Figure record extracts
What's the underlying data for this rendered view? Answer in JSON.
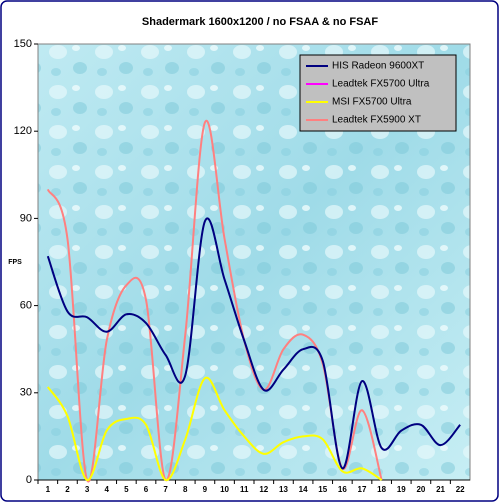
{
  "chart_data": {
    "type": "line",
    "title": "Shadermark 1600x1200 / no FSAA & no FSAF",
    "y_label": "FPS",
    "categories": [
      "1",
      "2",
      "3",
      "4",
      "5",
      "6",
      "7",
      "8",
      "9",
      "10",
      "11",
      "12",
      "13",
      "14",
      "15",
      "16",
      "17",
      "18",
      "19",
      "20",
      "21",
      "22"
    ],
    "series": [
      {
        "name": "HIS Radeon 9600XT",
        "color": "#000080",
        "values": [
          77,
          58,
          56,
          51,
          57,
          54,
          43,
          36,
          89,
          69,
          48,
          31,
          38,
          45,
          41,
          4,
          34,
          11,
          17,
          19,
          12,
          19
        ]
      },
      {
        "name": "Leadtek FX5700 Ultra",
        "color": "#ff00ff",
        "values": [
          null,
          null,
          null,
          null,
          null,
          null,
          null,
          null,
          null,
          null,
          null,
          null,
          null,
          null,
          null,
          null,
          null,
          null,
          null,
          null,
          null,
          null
        ]
      },
      {
        "name": "MSI FX5700 Ultra",
        "color": "#ffff00",
        "values": [
          32,
          22,
          0,
          17,
          21,
          19,
          0,
          14,
          35,
          24,
          15,
          9,
          13,
          15,
          14,
          3,
          4,
          0,
          null,
          null,
          null,
          null
        ]
      },
      {
        "name": "Leadtek FX5900 XT",
        "color": "#ff8080",
        "values": [
          100,
          83,
          0,
          48,
          67,
          62,
          0,
          50,
          123,
          83,
          48,
          31,
          45,
          50,
          40,
          4,
          24,
          0,
          null,
          null,
          null,
          null
        ]
      }
    ],
    "ylim": [
      0,
      150
    ],
    "yticks": [
      0,
      30,
      60,
      90,
      120,
      150
    ],
    "grid": false,
    "legend": "top-right"
  }
}
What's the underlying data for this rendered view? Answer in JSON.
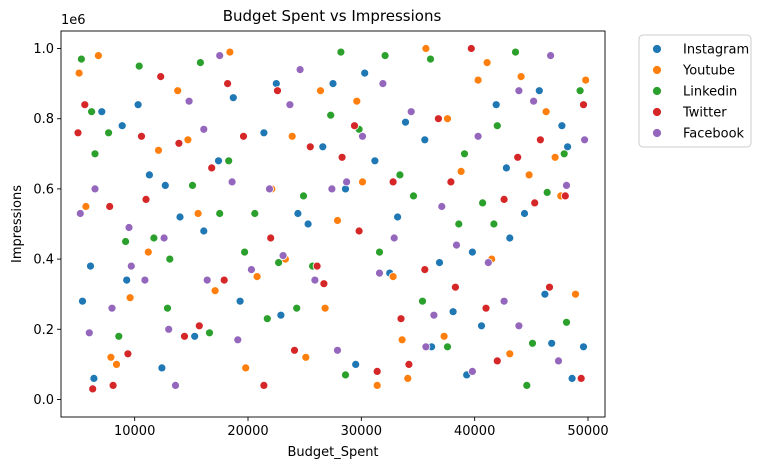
{
  "chart_data": {
    "type": "scatter",
    "title": "Budget Spent vs Impressions",
    "xlabel": "Budget_Spent",
    "ylabel": "Impressions",
    "y_offset_text": "1e6",
    "xlim": [
      3500,
      51500
    ],
    "ylim": [
      -50000,
      1050000
    ],
    "xticks": [
      10000,
      20000,
      30000,
      40000,
      50000
    ],
    "xtick_labels": [
      "10000",
      "20000",
      "30000",
      "40000",
      "50000"
    ],
    "yticks": [
      0,
      200000,
      400000,
      600000,
      800000,
      1000000
    ],
    "ytick_labels": [
      "0.0",
      "0.2",
      "0.4",
      "0.6",
      "0.8",
      "1.0"
    ],
    "grid": false,
    "legend_position": "outside-upper-right",
    "series": [
      {
        "name": "Instagram",
        "color": "#1f77b4",
        "points": [
          [
            5400,
            280000
          ],
          [
            6100,
            380000
          ],
          [
            7100,
            820000
          ],
          [
            8900,
            780000
          ],
          [
            10300,
            840000
          ],
          [
            11300,
            640000
          ],
          [
            12700,
            610000
          ],
          [
            14000,
            520000
          ],
          [
            16100,
            480000
          ],
          [
            17400,
            680000
          ],
          [
            19300,
            280000
          ],
          [
            21400,
            760000
          ],
          [
            22500,
            900000
          ],
          [
            24400,
            530000
          ],
          [
            25300,
            500000
          ],
          [
            27500,
            900000
          ],
          [
            28600,
            600000
          ],
          [
            29500,
            100000
          ],
          [
            31200,
            680000
          ],
          [
            32500,
            360000
          ],
          [
            33900,
            790000
          ],
          [
            35600,
            740000
          ],
          [
            36900,
            390000
          ],
          [
            38100,
            250000
          ],
          [
            39300,
            70000
          ],
          [
            40600,
            210000
          ],
          [
            41900,
            840000
          ],
          [
            43100,
            460000
          ],
          [
            44400,
            530000
          ],
          [
            45700,
            880000
          ],
          [
            46800,
            160000
          ],
          [
            47700,
            780000
          ],
          [
            48600,
            60000
          ],
          [
            49600,
            150000
          ],
          [
            6400,
            60000
          ],
          [
            9300,
            340000
          ],
          [
            12400,
            90000
          ],
          [
            15300,
            180000
          ],
          [
            18700,
            860000
          ],
          [
            22900,
            240000
          ],
          [
            26600,
            720000
          ],
          [
            30300,
            930000
          ],
          [
            33200,
            520000
          ],
          [
            36200,
            150000
          ],
          [
            39800,
            420000
          ],
          [
            42800,
            660000
          ],
          [
            46200,
            300000
          ],
          [
            48200,
            720000
          ]
        ]
      },
      {
        "name": "Youtube",
        "color": "#ff7f0e",
        "points": [
          [
            5100,
            930000
          ],
          [
            6800,
            980000
          ],
          [
            7900,
            120000
          ],
          [
            9600,
            290000
          ],
          [
            12100,
            710000
          ],
          [
            13800,
            880000
          ],
          [
            15600,
            530000
          ],
          [
            18400,
            990000
          ],
          [
            20800,
            350000
          ],
          [
            22100,
            600000
          ],
          [
            23900,
            750000
          ],
          [
            25100,
            120000
          ],
          [
            26400,
            880000
          ],
          [
            27900,
            510000
          ],
          [
            29600,
            850000
          ],
          [
            31400,
            40000
          ],
          [
            32800,
            350000
          ],
          [
            34100,
            60000
          ],
          [
            35700,
            1000000
          ],
          [
            37300,
            180000
          ],
          [
            38800,
            650000
          ],
          [
            40300,
            910000
          ],
          [
            41500,
            400000
          ],
          [
            43100,
            130000
          ],
          [
            44800,
            640000
          ],
          [
            46300,
            820000
          ],
          [
            47600,
            580000
          ],
          [
            48900,
            300000
          ],
          [
            5700,
            550000
          ],
          [
            8400,
            100000
          ],
          [
            11200,
            420000
          ],
          [
            14700,
            740000
          ],
          [
            17100,
            310000
          ],
          [
            19800,
            90000
          ],
          [
            23300,
            400000
          ],
          [
            26800,
            260000
          ],
          [
            30100,
            620000
          ],
          [
            33600,
            170000
          ],
          [
            37600,
            800000
          ],
          [
            41100,
            960000
          ],
          [
            44100,
            920000
          ],
          [
            47100,
            690000
          ],
          [
            49800,
            910000
          ]
        ]
      },
      {
        "name": "Linkedin",
        "color": "#2ca02c",
        "points": [
          [
            5300,
            970000
          ],
          [
            6500,
            700000
          ],
          [
            7700,
            760000
          ],
          [
            9200,
            450000
          ],
          [
            11700,
            460000
          ],
          [
            13100,
            400000
          ],
          [
            15100,
            610000
          ],
          [
            16600,
            190000
          ],
          [
            18300,
            680000
          ],
          [
            19700,
            420000
          ],
          [
            21700,
            230000
          ],
          [
            22700,
            390000
          ],
          [
            24300,
            260000
          ],
          [
            25700,
            380000
          ],
          [
            27300,
            810000
          ],
          [
            28200,
            990000
          ],
          [
            29800,
            770000
          ],
          [
            31600,
            420000
          ],
          [
            33400,
            640000
          ],
          [
            34600,
            580000
          ],
          [
            36100,
            970000
          ],
          [
            37600,
            150000
          ],
          [
            39100,
            700000
          ],
          [
            40700,
            560000
          ],
          [
            42000,
            780000
          ],
          [
            43600,
            990000
          ],
          [
            45100,
            160000
          ],
          [
            46400,
            590000
          ],
          [
            47900,
            700000
          ],
          [
            49300,
            880000
          ],
          [
            6200,
            820000
          ],
          [
            8600,
            180000
          ],
          [
            10400,
            950000
          ],
          [
            12900,
            260000
          ],
          [
            15800,
            960000
          ],
          [
            17500,
            530000
          ],
          [
            20600,
            530000
          ],
          [
            24900,
            580000
          ],
          [
            28600,
            70000
          ],
          [
            32100,
            980000
          ],
          [
            35400,
            280000
          ],
          [
            38600,
            500000
          ],
          [
            41700,
            500000
          ],
          [
            44600,
            40000
          ],
          [
            48100,
            220000
          ]
        ]
      },
      {
        "name": "Twitter",
        "color": "#d62728",
        "points": [
          [
            5000,
            760000
          ],
          [
            6300,
            30000
          ],
          [
            7800,
            550000
          ],
          [
            9400,
            130000
          ],
          [
            10600,
            750000
          ],
          [
            12300,
            920000
          ],
          [
            13900,
            730000
          ],
          [
            15700,
            210000
          ],
          [
            16800,
            660000
          ],
          [
            18200,
            900000
          ],
          [
            19600,
            750000
          ],
          [
            21400,
            40000
          ],
          [
            22600,
            880000
          ],
          [
            24100,
            140000
          ],
          [
            25500,
            720000
          ],
          [
            26700,
            330000
          ],
          [
            28300,
            690000
          ],
          [
            29800,
            480000
          ],
          [
            31400,
            80000
          ],
          [
            32800,
            620000
          ],
          [
            34200,
            100000
          ],
          [
            35600,
            370000
          ],
          [
            36800,
            800000
          ],
          [
            38300,
            320000
          ],
          [
            39700,
            1000000
          ],
          [
            41000,
            260000
          ],
          [
            42600,
            570000
          ],
          [
            43800,
            690000
          ],
          [
            45300,
            560000
          ],
          [
            46600,
            320000
          ],
          [
            48000,
            580000
          ],
          [
            49400,
            60000
          ],
          [
            5600,
            840000
          ],
          [
            8100,
            40000
          ],
          [
            11000,
            570000
          ],
          [
            14400,
            180000
          ],
          [
            17900,
            340000
          ],
          [
            22000,
            460000
          ],
          [
            26100,
            380000
          ],
          [
            29400,
            780000
          ],
          [
            33500,
            230000
          ],
          [
            37900,
            620000
          ],
          [
            42000,
            110000
          ],
          [
            45800,
            740000
          ],
          [
            49600,
            840000
          ]
        ]
      },
      {
        "name": "Facebook",
        "color": "#9467bd",
        "points": [
          [
            5200,
            530000
          ],
          [
            6500,
            600000
          ],
          [
            8000,
            260000
          ],
          [
            9500,
            490000
          ],
          [
            10900,
            340000
          ],
          [
            12600,
            460000
          ],
          [
            13600,
            40000
          ],
          [
            14800,
            850000
          ],
          [
            16400,
            340000
          ],
          [
            17500,
            980000
          ],
          [
            18600,
            620000
          ],
          [
            20300,
            370000
          ],
          [
            21900,
            600000
          ],
          [
            23100,
            410000
          ],
          [
            24600,
            940000
          ],
          [
            25900,
            340000
          ],
          [
            27400,
            600000
          ],
          [
            28700,
            620000
          ],
          [
            30100,
            750000
          ],
          [
            31600,
            360000
          ],
          [
            32900,
            460000
          ],
          [
            34400,
            820000
          ],
          [
            35700,
            150000
          ],
          [
            37100,
            550000
          ],
          [
            38400,
            440000
          ],
          [
            39800,
            80000
          ],
          [
            41200,
            390000
          ],
          [
            42600,
            280000
          ],
          [
            43900,
            880000
          ],
          [
            45200,
            850000
          ],
          [
            46700,
            980000
          ],
          [
            48100,
            610000
          ],
          [
            49700,
            740000
          ],
          [
            6000,
            190000
          ],
          [
            9700,
            380000
          ],
          [
            13000,
            200000
          ],
          [
            16100,
            770000
          ],
          [
            19100,
            170000
          ],
          [
            23700,
            840000
          ],
          [
            27900,
            140000
          ],
          [
            31900,
            900000
          ],
          [
            36400,
            240000
          ],
          [
            40300,
            750000
          ],
          [
            43900,
            210000
          ],
          [
            47400,
            110000
          ]
        ]
      }
    ]
  }
}
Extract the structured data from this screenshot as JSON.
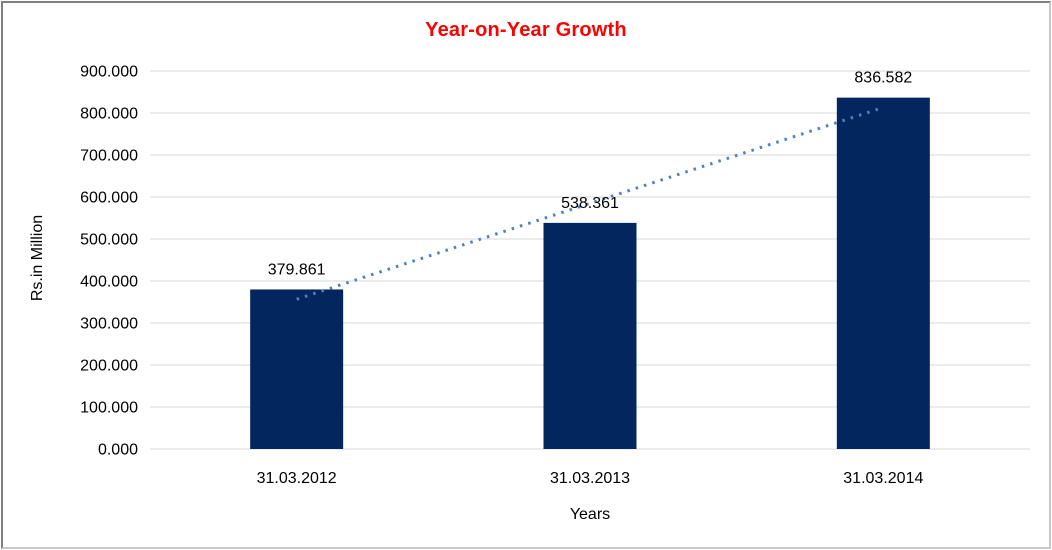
{
  "chart_data": {
    "type": "bar",
    "title": "Year-on-Year Growth",
    "categories": [
      "31.03.2012",
      "31.03.2013",
      "31.03.2014"
    ],
    "values": [
      379.861,
      538.361,
      836.582
    ],
    "value_labels": [
      "379.861",
      "538.361",
      "836.582"
    ],
    "xlabel": "Years",
    "ylabel": "Rs.in Million",
    "ylim": [
      0,
      900
    ],
    "ytick_step": 100,
    "ytick_decimals": 3,
    "ytick_labels": [
      "0.000",
      "100.000",
      "200.000",
      "300.000",
      "400.000",
      "500.000",
      "600.000",
      "700.000",
      "800.000",
      "900.000"
    ],
    "grid": "horizontal",
    "legend_position": "none",
    "trendline": "linear-dotted",
    "colors": {
      "bar": "#03265f",
      "trendline": "#4f81bd",
      "gridline": "#d9d9d9",
      "title": "#ff0000",
      "text": "#000000",
      "background": "#ffffff"
    }
  }
}
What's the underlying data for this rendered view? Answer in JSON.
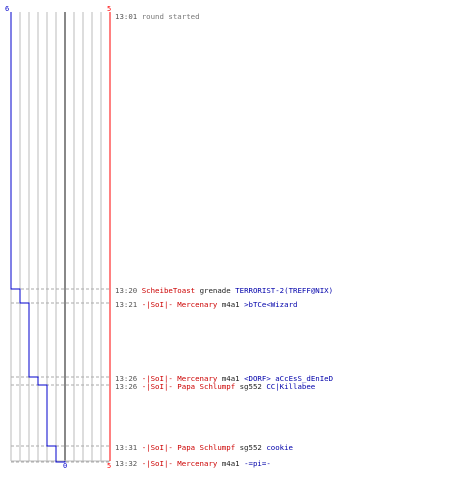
{
  "colors": {
    "team_blue": "#0000cc",
    "team_red": "#ff0000",
    "grid_gray": "#bbbbbb",
    "center_line": "#555555",
    "dash_guide": "#aaaaaa",
    "text_gray": "#777777",
    "text_red": "#cc0000",
    "text_blue": "#0000aa"
  },
  "chart_data": {
    "type": "line",
    "series": [
      {
        "name": "",
        "color": "#0000cc",
        "x": [
          "13:01",
          "13:20",
          "13:21",
          "13:26",
          "13:26",
          "13:31",
          "13:32"
        ],
        "values": [
          6,
          5,
          4,
          3,
          2,
          1,
          0
        ]
      }
    ],
    "start_labels": {
      "blue": "6",
      "red": "5"
    },
    "end_labels": {
      "blue": "0",
      "red": "5"
    }
  },
  "log": [
    {
      "time": "13:01",
      "info": "round started"
    },
    {
      "time": "13:20",
      "killer": "ScheibeToast",
      "killer_team": "red",
      "weapon": "grenade",
      "victim": "TERRORIST-2(TREFF@NIX)",
      "victim_team": "blue"
    },
    {
      "time": "13:21",
      "killer": "-|SoI|- Mercenary",
      "killer_team": "red",
      "weapon": "m4a1",
      "victim": ">bTCe<Wizard",
      "victim_team": "blue"
    },
    {
      "time": "13:26",
      "killer": "-|SoI|- Mercenary",
      "killer_team": "red",
      "weapon": "m4a1",
      "victim": "<DORF> aCcEsS_dEnIeD",
      "victim_team": "blue"
    },
    {
      "time": "13:26",
      "killer": "-|SoI|- Papa Schlumpf",
      "killer_team": "red",
      "weapon": "sg552",
      "victim": "CC|Killabee",
      "victim_team": "blue"
    },
    {
      "time": "13:31",
      "killer": "-|SoI|- Papa Schlumpf",
      "killer_team": "red",
      "weapon": "sg552",
      "victim": "cookie",
      "victim_team": "blue"
    },
    {
      "time": "13:32",
      "killer": "-|SoI|- Mercenary",
      "killer_team": "red",
      "weapon": "m4a1",
      "victim": "-=pi=-",
      "victim_team": "blue"
    }
  ]
}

* **WHAT TO PRODUCE**: Scan the material above. Extract every line in which the word "Impressions" occurs.

* **SOLUTION FOR THIS EXERCISE**:
    "title": "Budget Spent vs Impressions",
    "ylabel": "Impressions",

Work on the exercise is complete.